── EXCERPT PROVIDED

Skip to content

`TodosDestroyer::EntityLeaveWorker` generates expensive SQL queries with multiple and unprotected namespace CTEs

Background

Today at 10:52 UTC, we received the following alert in production:

image

This was because as a percentage of all tuple-fetches, 80% taking place for an extended period were in the namespaces table.

imagesource

Reviewing the slowlogs on the primary, about 70% during this brief period were for TodosDestroyer::EntityLeaveWorker, with the following gigantic SQL query being executed.

DELETE FROM "todos"
WHERE "todos"."group_id" IN (
    SELECT
      "id"
    FROM (
      SELECT
        "namespaces".*
      FROM
        "namespaces"
        INNER JOIN ( WITH RECURSIVE "base_and_descendants" AS ((
              SELECT
                $1 AS depth,
                ARRAY[namespaces.id] AS tree_path,
                $2 AS tree_cycle,
                "namespaces".*
              FROM
                "namespaces"
              WHERE
                "namespaces"."type" = $3
                AND "namespaces"."id" = $4)
            UNION (
              SELECT
                ("base_and_descendants"."depth" + $5),
                tree_path || "namespaces".id,
                "namespaces".id = ANY (tree_path),
                "namespaces".*
              FROM
                "namespaces",
                "base_and_descendants"
              WHERE
                "namespaces"."type" = $6
                AND "namespaces"."parent_id" = "base_and_descendants"."id"
                AND "base_and_descendants"."tree_cycle" = $7))

────
── DATA LINES

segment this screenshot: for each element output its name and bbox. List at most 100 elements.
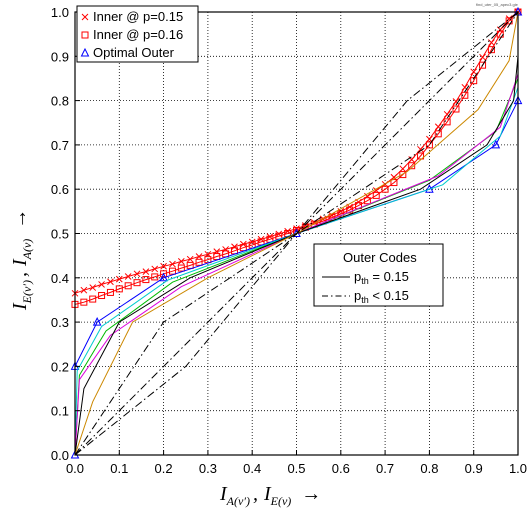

────

**JOBS**
A. According to the issue about the TodosDestroyer::EntityLeaveWorker SQL queries, what share of the slowlogs on the primary during the brief alert period came from that worker?
B. Pick up the issue about the TodosDestroyer::EntityLeaveWorker SQL queries right after its last line and keep writing.

**ANSWERS BELOW**
A. About 70%.

B.
            SELECT DISTINCT
              "id",
              "depth"
            FROM
              "base_and_descendants" AS "namespaces") namespaces_join_table ON namespaces_join_table.id = namespaces.id
          WHERE
            "namespaces"."type" = $8
          ORDER BY
            "namespaces_join_table"."depth" ASC) AS "namespaces"
        WHERE
          "namespaces"."type" = $9
          AND "namespaces"."id" NOT IN (
            SELECT
              "namespaces"."id"
            FROM (( WITH RECURSIVE "base_and_ancestors" AS ((
                    SELECT
                      "namespaces".*
                    FROM (( WITH "direct_groups" AS (
                          SELECT
                            "namespaces".*
                          FROM ((
                              SELECT
                                "namespaces".*
                              FROM
                                "namespaces"
                                INNER JOIN "members" ON "namespaces"."id" = "members"."source_id"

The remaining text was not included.